◆ GIVEN DATA:
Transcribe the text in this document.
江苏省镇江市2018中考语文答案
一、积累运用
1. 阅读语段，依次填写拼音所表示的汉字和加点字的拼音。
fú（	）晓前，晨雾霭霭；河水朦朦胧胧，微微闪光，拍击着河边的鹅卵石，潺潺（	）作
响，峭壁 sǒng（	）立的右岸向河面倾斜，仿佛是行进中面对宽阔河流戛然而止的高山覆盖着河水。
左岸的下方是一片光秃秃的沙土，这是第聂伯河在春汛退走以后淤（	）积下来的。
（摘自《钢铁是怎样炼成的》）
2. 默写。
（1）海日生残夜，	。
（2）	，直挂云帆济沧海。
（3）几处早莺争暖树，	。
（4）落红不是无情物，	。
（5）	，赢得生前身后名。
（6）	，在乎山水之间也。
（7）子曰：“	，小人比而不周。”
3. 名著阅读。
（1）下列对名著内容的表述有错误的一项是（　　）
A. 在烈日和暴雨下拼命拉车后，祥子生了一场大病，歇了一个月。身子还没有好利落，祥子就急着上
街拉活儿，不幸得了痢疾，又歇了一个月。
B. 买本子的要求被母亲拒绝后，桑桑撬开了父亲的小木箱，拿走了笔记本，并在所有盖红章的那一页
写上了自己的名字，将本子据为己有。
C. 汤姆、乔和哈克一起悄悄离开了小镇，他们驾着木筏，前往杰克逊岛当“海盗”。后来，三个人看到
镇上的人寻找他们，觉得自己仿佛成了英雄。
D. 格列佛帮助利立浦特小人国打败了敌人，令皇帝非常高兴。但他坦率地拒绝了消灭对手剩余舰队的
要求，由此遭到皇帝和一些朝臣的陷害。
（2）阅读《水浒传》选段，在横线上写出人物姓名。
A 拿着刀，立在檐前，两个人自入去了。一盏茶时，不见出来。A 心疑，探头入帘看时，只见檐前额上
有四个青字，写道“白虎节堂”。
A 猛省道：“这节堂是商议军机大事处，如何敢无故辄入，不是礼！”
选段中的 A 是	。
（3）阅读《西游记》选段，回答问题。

◆ STATED PROBLEM: Word for word, restate all of the data shown above.

◆ RESPONSE:
Transcribe the text in this document.
江苏省镇江市2018中考语文答案
一、积累运用
1. 阅读语段，依次填写拼音所表示的汉字和加点字的拼音。
fú（	）晓前，晨雾霭霭；河水朦朦胧胧，微微闪光，拍击着河边的鹅卵石，潺潺（	）作
响，峭壁 sǒng（	）立的右岸向河面倾斜，仿佛是行进中面对宽阔河流戛然而止的高山覆盖着河水。
左岸的下方是一片光秃秃的沙土，这是第聂伯河在春汛退走以后淤（	）积下来的。
（摘自《钢铁是怎样炼成的》）
2. 默写。
（1）海日生残夜，	。
（2）	，直挂云帆济沧海。
（3）几处早莺争暖树，	。
（4）落红不是无情物，	。
（5）	，赢得生前身后名。
（6）	，在乎山水之间也。
（7）子曰：“	，小人比而不周。”
3. 名著阅读。
（1）下列对名著内容的表述有错误的一项是（　　）
A. 在烈日和暴雨下拼命拉车后，祥子生了一场大病，歇了一个月。身子还没有好利落，祥子就急着上
街拉活儿，不幸得了痢疾，又歇了一个月。
B. 买本子的要求被母亲拒绝后，桑桑撬开了父亲的小木箱，拿走了笔记本，并在所有盖红章的那一页
写上了自己的名字，将本子据为己有。
C. 汤姆、乔和哈克一起悄悄离开了小镇，他们驾着木筏，前往杰克逊岛当“海盗”。后来，三个人看到
镇上的人寻找他们，觉得自己仿佛成了英雄。
D. 格列佛帮助利立浦特小人国打败了敌人，令皇帝非常高兴。但他坦率地拒绝了消灭对手剩余舰队的
要求，由此遭到皇帝和一些朝臣的陷害。
（2）阅读《水浒传》选段，在横线上写出人物姓名。
A 拿着刀，立在檐前，两个人自入去了。一盏茶时，不见出来。A 心疑，探头入帘看时，只见檐前额上
有四个青字，写道“白虎节堂”。
A 猛省道：“这节堂是商议军机大事处，如何敢无故辄入，不是礼！”
选段中的 A 是	。
（3）阅读《西游记》选段，回答问题。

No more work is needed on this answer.